Page text:

▶

Sunday, August 31, 2008
The warm rain today is laden with scents. It reminds me of something Richard Maybey wrote about the "oils and resins" released by plants in such weather.
Regular customers are greeted at the deli counter in Sainsbury's by a Spanish woman who, as she serves you, with her genuine warmth, makes it seem more like a corner store. "Have a lovely Sunday," she invariably says. And to another regular customer who has apparently not been well. "You are much better?" ...."Good. I will pray for you."
Saturday, August 30, 2008
A number of other churches were dedidicated to the new saint. The original chapel built in 1676 was enlarged to become the present church between 1688 -96.
Sunshine and the intense colours that come with it after days and days of grey skies seems almost miraculous.
There is something magical and deeply satisfying about the way yeast, mixed with flour and water to form a sponge as a preliminary to bread making, bubbles as it ferments like liquid lava inside a volcano.
Friday, August 29, 2008
The "use by date" on a pot of yogurt this morning has the effect of bringing forward our holiday, or appearing to do so. "Use by 19. 09. 08", it says. By then, all being well, we'll be on holiday.
As I pass the church of King Charles the Martyr, from behind a window fortified against marauders with a criss-cross wire frame, I hear the deep vibrations of organ music easing into the afternoon.
Thursday, August 28, 2008
This morning a statement from a credit card company informs me that I have an outstanding balance of £0.01, and that a minimum payment of £0.01 is due. This is all the more worrying because a note at the top of the account says: "If you want to make only the minimum payment each month it will take longer and cost you more to clear your balance".
A fritata made with Swiss chard. The moist cake-like omelet has a beautiful texture, the chopped red and white stalks standing out like a mosaic from the dark green leaves.
Wednesday, August 27, 2008
From a top window of one of the tall Edwardian houses in Berkeley Road, the sound of someone practicing on the drums. On the grass on the opposite side of the road under the rowan trees, a small boy jumps up and down following the beat.
Today being the hundredth anniversary of his birth, I read in the paper about Sir Don Bradman, the great Australian batsman One of his sisters is said to have remarked: " I can't understand why they make so much fuss about Don. All he was good at was cricket."
Tuesday, August 26, 2008
The sound of a keyboard chattering to itself in an office of which the door is half open is a reassuring
sign of a presence within.
I look up from the garden to see the grey sky busy with swallows. They are flying quite high and one would imagine getting ready to forsake this cold summer for something warmer.
Monday, August 25, 2008
This morning I think to myself that conversation is something to be treasured. There isn't enough of it and there ought to be more of it. To define conversation is difficult without becoming sententious. But something which the Victorian poet William Johnson Cory said when speaking of education strikes me as relevant also to conversation. He referred to "the art of entering quickly into another person's thoughts", to "the art of indicating assent or dissent in graduated terms" and "the habit of working out what is possible in a given time, for taste, for discrimination, for mental courage and for mental soberness."
While cutting courgettes (zuchini) I find myself deceived on two scores. First when I think I see one in the shade of the big leaves and find that I am in fact looking at a stem of one of the leaves; and second when I miss a courgette altogether because it looks so much like a stem.

◀

[Bounding box annotations]
▶

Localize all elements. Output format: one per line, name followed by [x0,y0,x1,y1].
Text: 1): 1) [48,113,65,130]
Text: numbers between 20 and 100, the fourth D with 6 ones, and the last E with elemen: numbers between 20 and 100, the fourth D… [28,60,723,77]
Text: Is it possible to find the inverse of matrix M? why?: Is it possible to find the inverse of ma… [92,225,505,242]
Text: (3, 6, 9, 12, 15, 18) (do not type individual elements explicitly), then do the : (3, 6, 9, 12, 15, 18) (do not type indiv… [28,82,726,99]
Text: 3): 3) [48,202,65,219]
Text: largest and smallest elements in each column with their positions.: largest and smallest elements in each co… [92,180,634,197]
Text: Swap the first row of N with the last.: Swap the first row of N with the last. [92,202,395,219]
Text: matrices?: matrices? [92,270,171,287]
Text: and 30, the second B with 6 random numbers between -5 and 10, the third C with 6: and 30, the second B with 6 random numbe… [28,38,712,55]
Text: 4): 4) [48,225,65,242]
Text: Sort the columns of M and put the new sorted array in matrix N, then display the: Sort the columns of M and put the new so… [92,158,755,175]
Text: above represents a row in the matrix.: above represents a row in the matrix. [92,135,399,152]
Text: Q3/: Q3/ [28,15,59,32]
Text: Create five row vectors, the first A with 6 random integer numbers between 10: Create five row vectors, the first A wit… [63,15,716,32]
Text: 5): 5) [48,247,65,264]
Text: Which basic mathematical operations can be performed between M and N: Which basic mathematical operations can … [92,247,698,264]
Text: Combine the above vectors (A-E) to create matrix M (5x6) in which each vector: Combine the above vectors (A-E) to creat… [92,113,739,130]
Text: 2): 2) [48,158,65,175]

◀

What needs to be done: Extend the dated journal of daily observations past its last sentence, keeping its voice and style. None of the data is needed here.

The output:
Sunday, August 24, 2008
In the Pantiles there is some sort of festival. A woman sings backed by a guitar and helped by a bank of amplifiers. The further away you are, the better it sounds. Up here on Mount Sion, a few, broken, muted notes drifting on the wind have a pleasing melancholy quality well suited to a Sunday afternoon.
Not Autumn yet surely but, in the gusts of wind this morning, dead or half dead leaves fly busily past the window. Fewer are loose than in Autumn; their moisture content is higher than that of Autumn leaves; they are heavier, yellow rather than brown, and they zoom through the air with more apparent purpose.
Saturday, August 23, 2008
The name of this flower, growing in a garden on the corner of Mount Sion and Little Mount Sion escaped me, though the last syllable sat in my mind, not much use unless you are looking at a rhyming plant encyclopedia (does one exist?). Then today leafing through a good, fat book, I got it: Rudbeckia or cone flower. Why Rudbeckia? It is named after Olof Rudbeck (1660 -1740) who was, it seems, the predecessor of the great Linnaeus at Upsala University. This variety looks as though it is R. nitida 'Herbstonne'. The more famous variety is R.birta (black-eyed susan). Thank you The Readers Digest Encyclopedia of Garden Plants and Flowers.
Another linguistic puzzle for those unfamiliar with the changing ways of the English language. On a stand at the farmers' market today devoted entirely to different varieties of potato, I note the label 'bakers'.
Numbers fascinate me largely because I find them difficult to understand. Today I read that Americans consume 14 billion hamburgers every year year. The number fourteen billion sticks in my mind for another reason. It is 0.3 billion years short of the age of the universe, which is believed to be (according to the last estimate I read) 13.7 billion years old. This strikes me as a useful way of remembering how many hamburgers Americans eat in a year.
Friday, August 22, 2008
Faced with yet another, grey, wet day, I take a loaf of bread, baked last night, out of the bin and make myself a tartine, to cheer myself up. At least that's what I think for a moment it might be. But after a while, I begin to have my doubts. Yes, it is a slice of bread and butter, which is a crude definition of tartine; but what bread, what butter? and in what terroir is it consumed? Suppose, I say to myself, a French person, who had never lived in England, were to announce that he had made himself some toast and marmalade, I am not sure that I would take him entirely seriously! Anymore than if he had boasted of making himself a cup of tea, or some toasted cheese, or Welsh rabbit (or rarebit)! I have never lived in France for more than a few days at a time, so I must defer to people who have (Lucy who does and Barrett Bonden, who did for example) for a true cultural definintion of a tartine.
The way people say good bye on the phone is always instructive. A man in shorts passes me in the Grove. He is talking into a mobile and almost sings his goodbye: "Good by ay ah!" he says, seeming to add under his breath, as he pops his phone into his pocket: "Got that out of the way, thank God!"
Thursday, August 21, 2008
As I chat on the telephone to my friend Anna at first about diary-writing, then about letter-writing, the conversation turns to the Rev Sydney Smith(1777-1845), whose exuberant wit, shines through his correspondence, as delightful to day as contemporaries found it. He was something of a gourmet and is still remembered in gastronomic circles for his recipe for salad dressing:
To make this condiment your poet begs
The pounded yellow of two hard boiled eggs
Two boiled potatoes, passed through a kitchen seive,
Smoothness and softness to the salad give.
Let onion atoms lurk within the bowl,
And half-suspected, animate the whole.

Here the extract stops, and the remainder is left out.